## 本文の抜粋
▽
2021年4月30日金曜日

観賞用稲(田んぼアート用)の品種を調べてみよう~「紫大黒」「黄大黒」「緑大黒」~

観賞用稲・・・と言って良いのか悪いのか・・・

世の中には「田んぼアート」があります。
近年かなり有名になって全国各地で行われていますから、この「田んぼアート」を知っている人も多いのではないでしょうか?

「田んぼアート」は読んで字のごとく、田んぼに植えた稲で絵柄を表現するもので、最初こそ「文字を書く」程度だったものが、遠近法を用いてより巨大に、より繊細な絵柄も表現されるようになってきています。
「田んぼアート」で検索するだけですごい作品が続々見つかります(はず!)

「田んぼに植えたで絵柄を表現する」のですから、当然いろんな色の稲が必要になりますよね。
一般用飯(粳)米、糯米、酒造好適米、飼料用稲とはまた一線を画す「観賞用稲」に加えて、葉の色が違う在来種達が用いられています。

そんな田んぼアート先駆けにして最新地区にして最強区と言えば青森県の田舎館村です(私見)
そしてそんな青森県では「観賞用稲」の育成が非常に盛んです。


今日はそんな観賞用稲を・・・紹介するはずでした。
(田んぼアート、観賞用稲のとりまとめは改めてまた後日)

調査で速攻・大ブレーキがかかる

ここまでブログ文章を打った上で調査に取りかかりましたのです、いつも通り。

田んぼアートで使われている品種を調べて(正直この時点で運営委員会か報道か、あるいは両方の認識・知識があやふやすぎて苦労はしましたが・・・)
使われている品種を調べて・・・

それでここで引っかかったのがタイトルにもなっている「紫大黒」「黄大黒」「緑大黒」という品種※達。

彼女らが何者なのかが全く見えてきませんのですよ。


※他観賞用稲品種達と同表記にする都合上ひとまず「品種」扱いにします。

謎の「大黒シリーズ」

わからない、その事自体はよくあるのですが、田んぼアートの始祖田舎館村が使っている(&登録品種でない事は確かなので権利関係の扱いが雑でも良い)からか、これが実に、非常に、とってもよく全国の田んぼアートで使われているのです。

主要な、頻繁に使われている品種が「よくわかりません」では格好が付きません(私見)。


山形県産米を紹介するのに
マイナー部類の「『どまんなか』や『山形95号』がわかりませんでした」とは言えても
メイン品種の「『つや姫』や『雪若丸』のことはよくわかりませんでした」では意味がありません(と、個人的に思うのです)。
・・・あー・・・えっとですね
・・・うん

繰り言になりますが「大黒」シリーズで確かに言えたことは

・品種登録されていない(登録品種の異名の可能性はある)
・農研機構ジーンバンクにもない(ジーンバンク登録名の異名の(略)
△
## データ欄
▽
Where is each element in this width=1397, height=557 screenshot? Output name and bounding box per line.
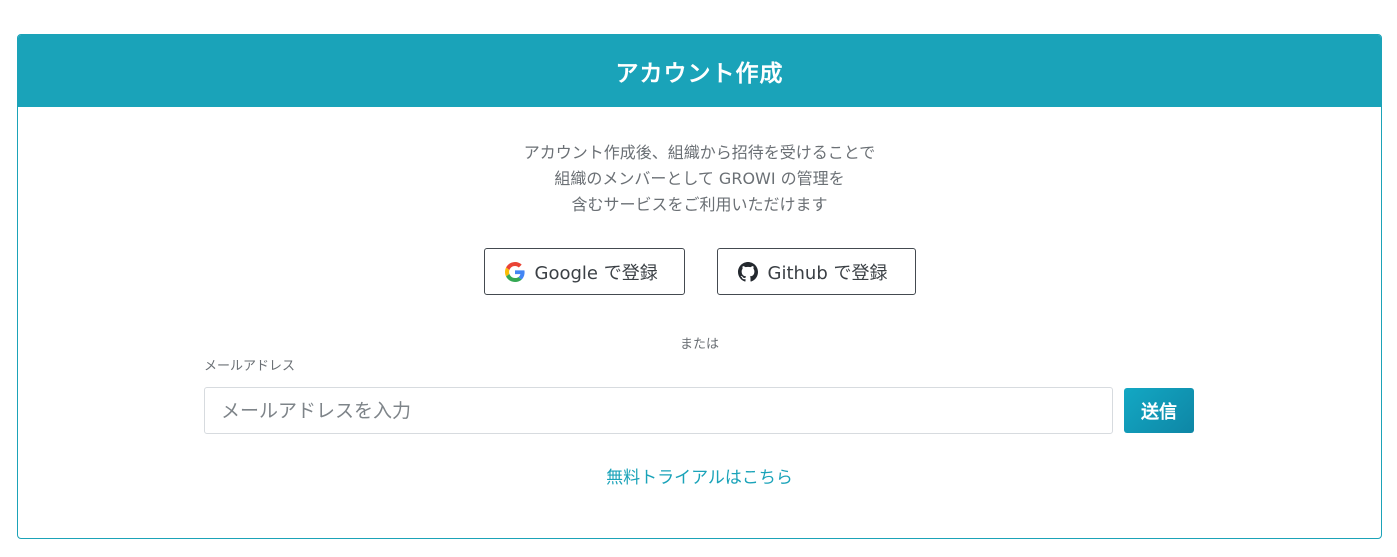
email-input-row: 送信 [204,387,1194,434]
page-title: アカウント作成 [615,61,784,87]
google-signup-button[interactable]: Google で登録 [483,248,685,295]
signup-card: アカウント作成 アカウント作成後、組織から招待を受けることで 組織のメンバーとし… [17,34,1382,539]
github-icon [737,261,758,282]
or-divider: または [679,337,719,352]
description-line: 組織のメンバーとして GROWI の管理を [554,169,845,188]
email-form: メールアドレス 送信 [204,355,1194,434]
google-icon [504,261,525,282]
trial-link-wrapper: 無料トライアルはこちら [18,463,1381,488]
github-signup-label: Github で登録 [767,262,888,284]
email-input[interactable] [204,387,1113,434]
free-trial-link[interactable]: 無料トライアルはこちら [606,468,793,488]
description-line: 含むサービスをご利用いただけます [571,195,828,214]
oauth-buttons: Google で登録 Github で登録 [18,248,1381,295]
description: アカウント作成後、組織から招待を受けることで 組織のメンバーとして GROWI … [18,140,1381,218]
github-signup-button[interactable]: Github で登録 [716,248,916,295]
submit-button[interactable]: 送信 [1124,388,1194,433]
email-label: メールアドレス [204,359,296,374]
google-signup-label: Google で登録 [534,262,658,284]
description-line: アカウント作成後、組織から招待を受けることで [523,143,876,162]
card-header: アカウント作成 [18,35,1381,107]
△
観賞用稲の品種を扱った文章のうち、「それでここで引っかかったのが」から「は格好が付きません(私見)。」までを、一字も変えずにすべて書き出すこと。

それでここで引っかかったのがタイトルにもなっている「紫大黒」「黄大黒」「緑大黒」という品種※達。

彼女らが何者なのかが全く見えてきませんのですよ。


※他観賞用稲品種達と同表記にする都合上ひとまず「品種」扱いにします。

謎の「大黒シリーズ」

わからない、その事自体はよくあるのですが、田んぼアートの始祖田舎館村が使っている(&登録品種でない事は確かなので権利関係の扱いが雑でも良い)からか、これが実に、非常に、とってもよく全国の田んぼアートで使われているのです。

主要な、頻繁に使われている品種が「よくわかりません」では格好が付きません(私見)。